Print all the data, keeping every line exactly as it is.

-------------------------

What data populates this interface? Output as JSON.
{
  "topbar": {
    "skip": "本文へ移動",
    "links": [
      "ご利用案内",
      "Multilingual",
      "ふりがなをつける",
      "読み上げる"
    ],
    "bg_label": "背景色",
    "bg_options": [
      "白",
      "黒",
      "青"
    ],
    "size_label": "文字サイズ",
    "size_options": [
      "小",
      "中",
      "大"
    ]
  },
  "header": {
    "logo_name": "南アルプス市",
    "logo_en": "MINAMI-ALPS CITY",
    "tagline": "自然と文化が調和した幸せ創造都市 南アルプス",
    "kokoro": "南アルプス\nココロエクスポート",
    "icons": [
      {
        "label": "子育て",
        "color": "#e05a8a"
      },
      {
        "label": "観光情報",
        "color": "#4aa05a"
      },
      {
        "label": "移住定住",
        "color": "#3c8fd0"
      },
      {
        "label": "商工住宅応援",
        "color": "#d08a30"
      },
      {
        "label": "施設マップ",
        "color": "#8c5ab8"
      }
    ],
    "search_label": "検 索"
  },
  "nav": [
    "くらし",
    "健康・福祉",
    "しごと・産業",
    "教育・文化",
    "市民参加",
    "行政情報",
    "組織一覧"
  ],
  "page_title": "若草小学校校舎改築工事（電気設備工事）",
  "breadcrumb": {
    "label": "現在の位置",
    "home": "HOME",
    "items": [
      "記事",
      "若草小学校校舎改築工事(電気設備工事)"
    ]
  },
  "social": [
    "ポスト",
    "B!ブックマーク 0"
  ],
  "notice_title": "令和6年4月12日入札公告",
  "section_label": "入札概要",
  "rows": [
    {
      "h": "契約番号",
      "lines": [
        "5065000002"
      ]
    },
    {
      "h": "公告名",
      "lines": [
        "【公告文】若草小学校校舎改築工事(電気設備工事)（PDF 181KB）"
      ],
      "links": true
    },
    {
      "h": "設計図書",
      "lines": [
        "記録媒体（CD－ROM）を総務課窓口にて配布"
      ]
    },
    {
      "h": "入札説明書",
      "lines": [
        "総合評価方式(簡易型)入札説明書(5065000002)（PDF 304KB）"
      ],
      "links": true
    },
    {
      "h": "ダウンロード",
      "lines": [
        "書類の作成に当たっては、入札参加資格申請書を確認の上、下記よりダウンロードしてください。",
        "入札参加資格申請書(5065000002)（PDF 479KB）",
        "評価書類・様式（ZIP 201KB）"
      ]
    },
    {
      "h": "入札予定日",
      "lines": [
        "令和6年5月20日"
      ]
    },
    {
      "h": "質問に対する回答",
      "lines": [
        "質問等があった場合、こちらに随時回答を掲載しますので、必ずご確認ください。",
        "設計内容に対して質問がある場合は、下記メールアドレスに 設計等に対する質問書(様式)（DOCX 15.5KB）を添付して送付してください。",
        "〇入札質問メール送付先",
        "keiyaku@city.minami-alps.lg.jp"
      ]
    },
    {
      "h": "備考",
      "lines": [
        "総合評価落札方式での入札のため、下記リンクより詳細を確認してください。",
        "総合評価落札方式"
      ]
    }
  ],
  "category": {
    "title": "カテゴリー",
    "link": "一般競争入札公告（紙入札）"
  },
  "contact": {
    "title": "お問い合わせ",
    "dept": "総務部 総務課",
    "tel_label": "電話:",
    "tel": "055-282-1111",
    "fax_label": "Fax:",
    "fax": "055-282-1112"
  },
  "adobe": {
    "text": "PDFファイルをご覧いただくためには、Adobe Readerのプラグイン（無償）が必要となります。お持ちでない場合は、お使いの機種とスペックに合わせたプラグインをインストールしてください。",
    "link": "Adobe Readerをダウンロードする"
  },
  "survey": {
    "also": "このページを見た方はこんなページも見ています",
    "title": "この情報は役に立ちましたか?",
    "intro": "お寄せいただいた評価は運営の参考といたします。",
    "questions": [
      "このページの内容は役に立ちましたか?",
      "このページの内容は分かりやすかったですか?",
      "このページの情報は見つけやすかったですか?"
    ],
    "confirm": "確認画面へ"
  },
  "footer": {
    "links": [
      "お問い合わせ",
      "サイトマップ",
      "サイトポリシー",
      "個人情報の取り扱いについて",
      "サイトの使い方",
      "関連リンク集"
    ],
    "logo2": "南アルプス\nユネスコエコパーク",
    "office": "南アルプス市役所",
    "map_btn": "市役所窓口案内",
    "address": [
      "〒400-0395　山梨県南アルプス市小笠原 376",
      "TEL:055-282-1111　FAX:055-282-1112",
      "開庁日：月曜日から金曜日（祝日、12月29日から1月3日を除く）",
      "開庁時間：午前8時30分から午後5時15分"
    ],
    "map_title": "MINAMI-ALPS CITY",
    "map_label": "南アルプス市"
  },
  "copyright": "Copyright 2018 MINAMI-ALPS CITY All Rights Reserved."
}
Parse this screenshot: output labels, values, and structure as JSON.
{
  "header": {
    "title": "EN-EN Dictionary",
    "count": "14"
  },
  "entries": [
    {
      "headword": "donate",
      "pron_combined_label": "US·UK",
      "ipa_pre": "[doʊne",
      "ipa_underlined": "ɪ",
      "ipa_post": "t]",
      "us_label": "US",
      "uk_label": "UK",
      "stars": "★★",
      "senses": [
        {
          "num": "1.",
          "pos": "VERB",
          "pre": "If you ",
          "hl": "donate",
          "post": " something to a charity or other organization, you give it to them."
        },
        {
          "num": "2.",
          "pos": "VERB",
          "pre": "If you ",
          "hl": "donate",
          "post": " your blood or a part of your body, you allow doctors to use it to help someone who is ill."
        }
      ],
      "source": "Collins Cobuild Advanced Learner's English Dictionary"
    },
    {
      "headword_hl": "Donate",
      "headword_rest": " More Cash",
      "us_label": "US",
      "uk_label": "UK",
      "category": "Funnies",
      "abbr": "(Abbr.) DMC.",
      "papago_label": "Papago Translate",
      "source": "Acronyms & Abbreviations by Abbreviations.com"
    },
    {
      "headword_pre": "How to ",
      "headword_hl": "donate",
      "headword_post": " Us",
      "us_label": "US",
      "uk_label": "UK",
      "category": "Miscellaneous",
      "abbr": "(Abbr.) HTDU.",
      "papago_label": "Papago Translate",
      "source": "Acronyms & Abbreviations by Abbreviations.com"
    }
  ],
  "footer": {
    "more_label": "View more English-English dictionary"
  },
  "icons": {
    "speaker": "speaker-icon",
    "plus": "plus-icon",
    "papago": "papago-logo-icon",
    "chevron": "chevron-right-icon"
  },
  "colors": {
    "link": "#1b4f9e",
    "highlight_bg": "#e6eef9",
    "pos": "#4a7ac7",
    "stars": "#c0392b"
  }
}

-------------------------

# IN RESPONSE
What data populates this interface? Output as JSON.
{
  "topbar": {
    "skip": "本文へ移動",
    "links": [
      "ご利用案内",
      "Multilingual",
      "ふりがなをつける",
      "読み上げる"
    ],
    "bg_label": "背景色",
    "bg_options": [
      "白",
      "黒",
      "青"
    ],
    "size_label": "文字サイズ",
    "size_options": [
      "小",
      "中",
      "大"
    ]
  },
  "header": {
    "logo_name": "南アルプス市",
    "logo_en": "MINAMI-ALPS CITY",
    "tagline": "自然と文化が調和した幸せ創造都市 南アルプス",
    "kokoro": "南アルプス\nココロエクスポート",
    "icons": [
      {
        "label": "子育て",
        "color": "#e05a8a"
      },
      {
        "label": "観光情報",
        "color": "#4aa05a"
      },
      {
        "label": "移住定住",
        "color": "#3c8fd0"
      },
      {
        "label": "商工住宅応援",
        "color": "#d08a30"
      },
      {
        "label": "施設マップ",
        "color": "#8c5ab8"
      }
    ],
    "search_label": "検 索"
  },
  "nav": [
    "くらし",
    "健康・福祉",
    "しごと・産業",
    "教育・文化",
    "市民参加",
    "行政情報",
    "組織一覧"
  ],
  "page_title": "若草小学校校舎改築工事（電気設備工事）",
  "breadcrumb": {
    "label": "現在の位置",
    "home": "HOME",
    "items": [
      "記事",
      "若草小学校校舎改築工事(電気設備工事)"
    ]
  },
  "social": [
    "ポスト",
    "B!ブックマーク 0"
  ],
  "notice_title": "令和6年4月12日入札公告",
  "section_label": "入札概要",
  "rows": [
    {
      "h": "契約番号",
      "lines": [
        "5065000002"
      ]
    },
    {
      "h": "公告名",
      "lines": [
        "【公告文】若草小学校校舎改築工事(電気設備工事)（PDF 181KB）"
      ],
      "links": true
    },
    {
      "h": "設計図書",
      "lines": [
        "記録媒体（CD－ROM）を総務課窓口にて配布"
      ]
    },
    {
      "h": "入札説明書",
      "lines": [
        "総合評価方式(簡易型)入札説明書(5065000002)（PDF 304KB）"
      ],
      "links": true
    },
    {
      "h": "ダウンロード",
      "lines": [
        "書類の作成に当たっては、入札参加資格申請書を確認の上、下記よりダウンロードしてください。",
        "入札参加資格申請書(5065000002)（PDF 479KB）",
        "評価書類・様式（ZIP 201KB）"
      ]
    },
    {
      "h": "入札予定日",
      "lines": [
        "令和6年5月20日"
      ]
    },
    {
      "h": "質問に対する回答",
      "lines": [
        "質問等があった場合、こちらに随時回答を掲載しますので、必ずご確認ください。",
        "設計内容に対して質問がある場合は、下記メールアドレスに 設計等に対する質問書(様式)（DOCX 15.5KB）を添付して送付してください。",
        "〇入札質問メール送付先",
        "keiyaku@city.minami-alps.lg.jp"
      ]
    },
    {
      "h": "備考",
      "lines": [
        "総合評価落札方式での入札のため、下記リンクより詳細を確認してください。",
        "総合評価落札方式"
      ]
    }
  ],
  "category": {
    "title": "カテゴリー",
    "link": "一般競争入札公告（紙入札）"
  },
  "contact": {
    "title": "お問い合わせ",
    "dept": "総務部 総務課",
    "tel_label": "電話:",
    "tel": "055-282-1111",
    "fax_label": "Fax:",
    "fax": "055-282-1112"
  },
  "adobe": {
    "text": "PDFファイルをご覧いただくためには、Adobe Readerのプラグイン（無償）が必要となります。お持ちでない場合は、お使いの機種とスペックに合わせたプラグインをインストールしてください。",
    "link": "Adobe Readerをダウンロードする"
  },
  "survey": {
    "also": "このページを見た方はこんなページも見ています",
    "title": "この情報は役に立ちましたか?",
    "intro": "お寄せいただいた評価は運営の参考といたします。",
    "questions": [
      "このページの内容は役に立ちましたか?",
      "このページの内容は分かりやすかったですか?",
      "このページの情報は見つけやすかったですか?"
    ],
    "confirm": "確認画面へ"
  },
  "footer": {
    "links": [
      "お問い合わせ",
      "サイトマップ",
      "サイトポリシー",
      "個人情報の取り扱いについて",
      "サイトの使い方",
      "関連リンク集"
    ],
    "logo2": "南アルプス\nユネスコエコパーク",
    "office": "南アルプス市役所",
    "map_btn": "市役所窓口案内",
    "address": [
      "〒400-0395　山梨県南アルプス市小笠原 376",
      "TEL:055-282-1111　FAX:055-282-1112",
      "開庁日：月曜日から金曜日（祝日、12月29日から1月3日を除く）",
      "開庁時間：午前8時30分から午後5時15分"
    ],
    "map_title": "MINAMI-ALPS CITY",
    "map_label": "南アルプス市"
  },
  "copyright": "Copyright 2018 MINAMI-ALPS CITY All Rights Reserved."
}
Parse this screenshot: output labels, values, and structure as JSON.
{
  "header": {
    "title": "EN-EN Dictionary",
    "count": "14"
  },
  "entries": [
    {
      "headword": "donate",
      "pron_combined_label": "US·UK",
      "ipa_pre": "[doʊne",
      "ipa_underlined": "ɪ",
      "ipa_post": "t]",
      "us_label": "US",
      "uk_label": "UK",
      "stars": "★★",
      "senses": [
        {
          "num": "1.",
          "pos": "VERB",
          "pre": "If you ",
          "hl": "donate",
          "post": " something to a charity or other organization, you give it to them."
        },
        {
          "num": "2.",
          "pos": "VERB",
          "pre": "If you ",
          "hl": "donate",
          "post": " your blood or a part of your body, you allow doctors to use it to help someone who is ill."
        }
      ],
      "source": "Collins Cobuild Advanced Learner's English Dictionary"
    },
    {
      "headword_hl": "Donate",
      "headword_rest": " More Cash",
      "us_label": "US",
      "uk_label": "UK",
      "category": "Funnies",
      "abbr": "(Abbr.) DMC.",
      "papago_label": "Papago Translate",
      "source": "Acronyms & Abbreviations by Abbreviations.com"
    },
    {
      "headword_pre": "How to ",
      "headword_hl": "donate",
      "headword_post": " Us",
      "us_label": "US",
      "uk_label": "UK",
      "category": "Miscellaneous",
      "abbr": "(Abbr.) HTDU.",
      "papago_label": "Papago Translate",
      "source": "Acronyms & Abbreviations by Abbreviations.com"
    }
  ],
  "footer": {
    "more_label": "View more English-English dictionary"
  },
  "icons": {
    "speaker": "speaker-icon",
    "plus": "plus-icon",
    "papago": "papago-logo-icon",
    "chevron": "chevron-right-icon"
  },
  "colors": {
    "link": "#1b4f9e",
    "highlight_bg": "#e6eef9",
    "pos": "#4a7ac7",
    "stars": "#c0392b"
  }
}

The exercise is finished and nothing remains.